* START Reading passage *

Observability Engineering: Achieving Production Excellence

Want a copy of the Whitepaper for yourself? Download the PDF


A note for Early Release readers

With Early Release ebooks, you get books in their earliest form—the authors’ raw and unedited content as they write—so you can take advantage of these technologies long before the official release of these titles. If you have comments about how we might improve the content and/or examples in this book, or if you notice missing material within this chapter, please reach out to the editor at vwilson@oreilly.com.

Thank you for picking up our book on observability engineering for modern software systems. Our goal is to help you understand how to develop a practice of observability within your engineering organization. This book is based on our experience as practitioners of observability, and as makers of observability tooling for users who want to improve their own observability practices. As outspoken advocates for driving observability practices in software engineering, our hope is that this book can set a clear record of what observability means in the context of modern software systems. The term “observability” has seen quite a bit of recent uptake in the software development ecosystem. This book aims to help you separate facts from hype by providing a deep analysis of:

  • What observability means in the context of software delivery and operations
  • How to build the fundamental components that help you achieve observability
  • The impact observability has on team dynamics
  • Considerations for observability at scale
  • Practical ways to build a culture of observability in your organization

Who this is for

Because observability predominantly focuses on achieving a better understanding of how software operates in the real world, this book is most useful for software engineers responsible for developing production applications. Anyone who supports the operation of software in production will also greatly benefit from the content in this book.

Additionally, managers of software delivery and operations teams who are interested in understanding how the practice of observability can benefit their organization will find value in this book, particularly in the chapters that focus on team dynamics, culture, and scale.

Anyone who helps teams deliver and operate production software and is curious about this new thing called “observability” and why people are talking about it should also find this book useful.

* END Reading passage *
* START Record excerpts *

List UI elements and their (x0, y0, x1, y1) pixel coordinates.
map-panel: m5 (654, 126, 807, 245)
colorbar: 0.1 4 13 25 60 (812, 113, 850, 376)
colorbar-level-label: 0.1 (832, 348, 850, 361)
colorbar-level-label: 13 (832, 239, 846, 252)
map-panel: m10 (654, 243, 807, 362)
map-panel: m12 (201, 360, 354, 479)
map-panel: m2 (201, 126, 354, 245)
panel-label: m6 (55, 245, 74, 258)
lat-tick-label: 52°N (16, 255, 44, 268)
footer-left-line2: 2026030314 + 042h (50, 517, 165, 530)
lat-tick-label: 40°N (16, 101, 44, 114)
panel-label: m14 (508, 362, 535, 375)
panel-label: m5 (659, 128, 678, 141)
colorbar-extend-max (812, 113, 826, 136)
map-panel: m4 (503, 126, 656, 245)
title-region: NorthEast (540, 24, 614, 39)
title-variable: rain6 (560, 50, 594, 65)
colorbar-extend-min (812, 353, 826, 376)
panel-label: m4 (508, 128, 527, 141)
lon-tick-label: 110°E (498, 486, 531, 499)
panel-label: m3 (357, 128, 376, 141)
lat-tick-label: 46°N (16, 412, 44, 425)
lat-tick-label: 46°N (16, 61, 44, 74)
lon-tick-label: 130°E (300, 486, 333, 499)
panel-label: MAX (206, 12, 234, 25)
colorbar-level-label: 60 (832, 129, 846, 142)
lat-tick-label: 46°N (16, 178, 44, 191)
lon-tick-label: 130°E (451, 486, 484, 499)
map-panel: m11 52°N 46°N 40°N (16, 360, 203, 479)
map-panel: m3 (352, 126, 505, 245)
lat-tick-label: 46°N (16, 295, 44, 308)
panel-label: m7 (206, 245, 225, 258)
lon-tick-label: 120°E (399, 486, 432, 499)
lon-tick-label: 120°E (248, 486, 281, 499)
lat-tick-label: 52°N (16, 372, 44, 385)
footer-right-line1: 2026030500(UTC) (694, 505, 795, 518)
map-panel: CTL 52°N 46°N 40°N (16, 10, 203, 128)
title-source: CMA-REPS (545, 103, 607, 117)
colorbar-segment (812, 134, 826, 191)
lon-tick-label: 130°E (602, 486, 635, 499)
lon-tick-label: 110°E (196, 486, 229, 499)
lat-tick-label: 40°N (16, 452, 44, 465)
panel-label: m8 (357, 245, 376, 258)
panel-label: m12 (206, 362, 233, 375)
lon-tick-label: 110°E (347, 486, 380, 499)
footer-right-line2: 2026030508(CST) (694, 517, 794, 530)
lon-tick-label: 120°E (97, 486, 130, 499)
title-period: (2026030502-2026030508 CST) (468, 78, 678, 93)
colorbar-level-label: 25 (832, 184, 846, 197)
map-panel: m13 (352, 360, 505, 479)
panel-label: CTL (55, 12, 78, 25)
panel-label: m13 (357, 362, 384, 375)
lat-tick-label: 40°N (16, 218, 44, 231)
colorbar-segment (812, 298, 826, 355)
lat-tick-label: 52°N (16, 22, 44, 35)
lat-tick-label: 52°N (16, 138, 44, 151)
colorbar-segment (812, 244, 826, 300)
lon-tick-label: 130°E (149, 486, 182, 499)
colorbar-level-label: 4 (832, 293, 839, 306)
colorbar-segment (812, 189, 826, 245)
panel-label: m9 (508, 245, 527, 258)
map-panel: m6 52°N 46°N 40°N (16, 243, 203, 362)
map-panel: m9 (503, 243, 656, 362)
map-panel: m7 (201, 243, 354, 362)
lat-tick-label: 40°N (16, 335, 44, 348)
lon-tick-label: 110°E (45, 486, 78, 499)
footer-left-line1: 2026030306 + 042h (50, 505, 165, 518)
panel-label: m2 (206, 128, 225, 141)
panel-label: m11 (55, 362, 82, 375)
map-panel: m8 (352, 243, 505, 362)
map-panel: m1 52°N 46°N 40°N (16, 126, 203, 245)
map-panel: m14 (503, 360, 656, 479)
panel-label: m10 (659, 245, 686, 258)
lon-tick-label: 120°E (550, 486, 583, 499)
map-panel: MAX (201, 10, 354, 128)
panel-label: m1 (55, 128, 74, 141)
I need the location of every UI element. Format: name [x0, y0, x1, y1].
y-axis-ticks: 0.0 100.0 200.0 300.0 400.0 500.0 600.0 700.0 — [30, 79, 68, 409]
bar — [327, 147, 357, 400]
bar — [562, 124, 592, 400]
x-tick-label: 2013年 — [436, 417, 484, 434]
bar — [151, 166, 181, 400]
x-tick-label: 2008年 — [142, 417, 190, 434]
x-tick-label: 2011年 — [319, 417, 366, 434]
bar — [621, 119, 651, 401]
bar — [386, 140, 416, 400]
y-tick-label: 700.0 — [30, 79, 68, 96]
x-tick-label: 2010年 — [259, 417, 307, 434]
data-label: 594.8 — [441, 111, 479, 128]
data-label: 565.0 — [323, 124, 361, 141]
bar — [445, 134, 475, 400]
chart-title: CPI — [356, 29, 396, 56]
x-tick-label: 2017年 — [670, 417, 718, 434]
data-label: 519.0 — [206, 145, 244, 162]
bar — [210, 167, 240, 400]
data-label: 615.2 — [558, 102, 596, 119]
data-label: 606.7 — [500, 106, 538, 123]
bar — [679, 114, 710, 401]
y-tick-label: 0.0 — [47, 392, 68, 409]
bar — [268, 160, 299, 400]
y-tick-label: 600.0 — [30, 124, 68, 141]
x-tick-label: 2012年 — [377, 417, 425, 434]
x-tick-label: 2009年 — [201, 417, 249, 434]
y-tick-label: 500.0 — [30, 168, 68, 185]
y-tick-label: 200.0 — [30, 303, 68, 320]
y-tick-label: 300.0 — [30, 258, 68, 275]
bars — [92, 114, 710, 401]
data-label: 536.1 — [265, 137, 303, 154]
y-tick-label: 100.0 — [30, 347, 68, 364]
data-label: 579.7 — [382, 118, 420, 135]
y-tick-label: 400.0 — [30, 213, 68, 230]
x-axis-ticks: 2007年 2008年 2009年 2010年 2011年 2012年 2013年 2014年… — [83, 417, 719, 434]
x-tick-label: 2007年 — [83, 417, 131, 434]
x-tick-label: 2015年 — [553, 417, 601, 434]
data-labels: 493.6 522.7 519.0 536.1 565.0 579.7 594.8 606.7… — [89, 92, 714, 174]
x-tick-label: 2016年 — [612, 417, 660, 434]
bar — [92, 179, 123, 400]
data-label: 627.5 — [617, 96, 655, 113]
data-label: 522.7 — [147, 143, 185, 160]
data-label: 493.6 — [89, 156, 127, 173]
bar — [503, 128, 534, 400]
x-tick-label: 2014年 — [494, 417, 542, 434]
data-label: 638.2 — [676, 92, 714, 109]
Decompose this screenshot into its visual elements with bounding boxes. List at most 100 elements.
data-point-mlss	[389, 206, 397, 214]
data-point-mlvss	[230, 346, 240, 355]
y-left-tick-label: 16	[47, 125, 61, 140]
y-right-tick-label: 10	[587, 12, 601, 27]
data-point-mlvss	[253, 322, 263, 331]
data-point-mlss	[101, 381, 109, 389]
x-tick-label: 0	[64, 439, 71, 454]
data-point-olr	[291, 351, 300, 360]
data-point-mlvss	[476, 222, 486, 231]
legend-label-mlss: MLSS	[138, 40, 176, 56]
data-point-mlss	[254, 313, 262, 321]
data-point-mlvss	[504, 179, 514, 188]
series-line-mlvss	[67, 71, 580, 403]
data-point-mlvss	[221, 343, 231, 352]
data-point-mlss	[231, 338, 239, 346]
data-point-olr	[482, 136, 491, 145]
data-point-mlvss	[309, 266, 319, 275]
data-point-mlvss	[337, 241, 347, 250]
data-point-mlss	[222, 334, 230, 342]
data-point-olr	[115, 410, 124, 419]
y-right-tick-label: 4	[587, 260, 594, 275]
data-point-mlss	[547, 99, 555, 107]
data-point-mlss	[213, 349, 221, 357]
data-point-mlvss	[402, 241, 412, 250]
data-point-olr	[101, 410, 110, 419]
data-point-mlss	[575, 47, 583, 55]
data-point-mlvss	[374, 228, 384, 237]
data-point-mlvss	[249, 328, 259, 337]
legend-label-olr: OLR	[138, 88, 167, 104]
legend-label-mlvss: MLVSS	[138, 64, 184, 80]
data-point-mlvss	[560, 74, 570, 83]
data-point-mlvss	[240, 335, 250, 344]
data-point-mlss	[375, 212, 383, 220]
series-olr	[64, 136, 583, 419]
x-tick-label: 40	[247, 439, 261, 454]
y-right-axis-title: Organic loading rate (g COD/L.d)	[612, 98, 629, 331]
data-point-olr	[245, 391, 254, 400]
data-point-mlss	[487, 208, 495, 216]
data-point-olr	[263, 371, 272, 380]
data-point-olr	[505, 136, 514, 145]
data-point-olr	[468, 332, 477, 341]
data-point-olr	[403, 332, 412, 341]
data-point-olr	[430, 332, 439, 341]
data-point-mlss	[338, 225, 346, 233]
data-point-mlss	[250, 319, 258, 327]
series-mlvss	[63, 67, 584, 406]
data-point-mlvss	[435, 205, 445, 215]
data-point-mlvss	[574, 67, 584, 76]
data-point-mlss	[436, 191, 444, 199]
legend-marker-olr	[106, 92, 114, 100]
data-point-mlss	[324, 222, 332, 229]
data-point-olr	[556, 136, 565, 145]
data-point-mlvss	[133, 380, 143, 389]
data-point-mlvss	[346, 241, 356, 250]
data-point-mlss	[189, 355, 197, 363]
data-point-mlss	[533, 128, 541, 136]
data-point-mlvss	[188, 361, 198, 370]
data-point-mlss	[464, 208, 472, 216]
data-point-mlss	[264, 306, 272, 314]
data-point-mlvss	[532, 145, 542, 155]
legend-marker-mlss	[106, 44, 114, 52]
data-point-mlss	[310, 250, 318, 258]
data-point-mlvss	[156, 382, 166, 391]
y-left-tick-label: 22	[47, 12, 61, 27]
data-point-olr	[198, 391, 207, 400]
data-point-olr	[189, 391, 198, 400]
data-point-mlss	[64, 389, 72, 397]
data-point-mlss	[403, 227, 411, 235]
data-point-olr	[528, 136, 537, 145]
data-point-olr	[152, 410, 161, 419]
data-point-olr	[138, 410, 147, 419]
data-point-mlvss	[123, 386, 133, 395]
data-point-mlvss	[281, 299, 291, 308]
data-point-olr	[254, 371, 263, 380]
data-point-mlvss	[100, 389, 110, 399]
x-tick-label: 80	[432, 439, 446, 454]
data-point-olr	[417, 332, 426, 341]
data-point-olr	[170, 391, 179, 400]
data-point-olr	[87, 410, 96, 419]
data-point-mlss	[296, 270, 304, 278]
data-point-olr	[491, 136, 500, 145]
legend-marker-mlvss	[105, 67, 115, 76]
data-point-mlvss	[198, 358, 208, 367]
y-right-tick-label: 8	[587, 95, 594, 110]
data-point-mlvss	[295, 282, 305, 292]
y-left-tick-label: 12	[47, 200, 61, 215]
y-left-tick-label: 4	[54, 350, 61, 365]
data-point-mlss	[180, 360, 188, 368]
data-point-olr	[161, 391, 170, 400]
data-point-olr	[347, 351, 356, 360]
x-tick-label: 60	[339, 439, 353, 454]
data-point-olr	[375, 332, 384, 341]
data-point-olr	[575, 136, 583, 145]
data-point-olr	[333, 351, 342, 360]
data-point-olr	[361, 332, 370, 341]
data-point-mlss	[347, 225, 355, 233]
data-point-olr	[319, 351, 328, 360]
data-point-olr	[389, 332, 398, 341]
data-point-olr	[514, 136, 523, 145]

* END Record excerpts *

== Actions to take ==
1 - Quote the preface, starting with "Because observability predominantly" and going on through "in this book.".
2 - Answer these questions from the preface:
(a) To what email address should readers send comments about improving the content?
(b) For which readers is the book said to be most useful?
(c) Which chapters are managers expected to find particularly valuable?
The dataset items are material kept apart from the preface.

== Responses in order ==
1 -
Because observability predominantly focuses on achieving a better understanding of how software operates in the real world, this book is most useful for software engineers responsible for developing production applications. Anyone who supports the operation of software in production will also greatly benefit from the content in this book.

2 -
(a) vwilson@oreilly.com
(b) Software engineers responsible for developing production applications
(c) The chapters that focus on team dynamics, culture, and scale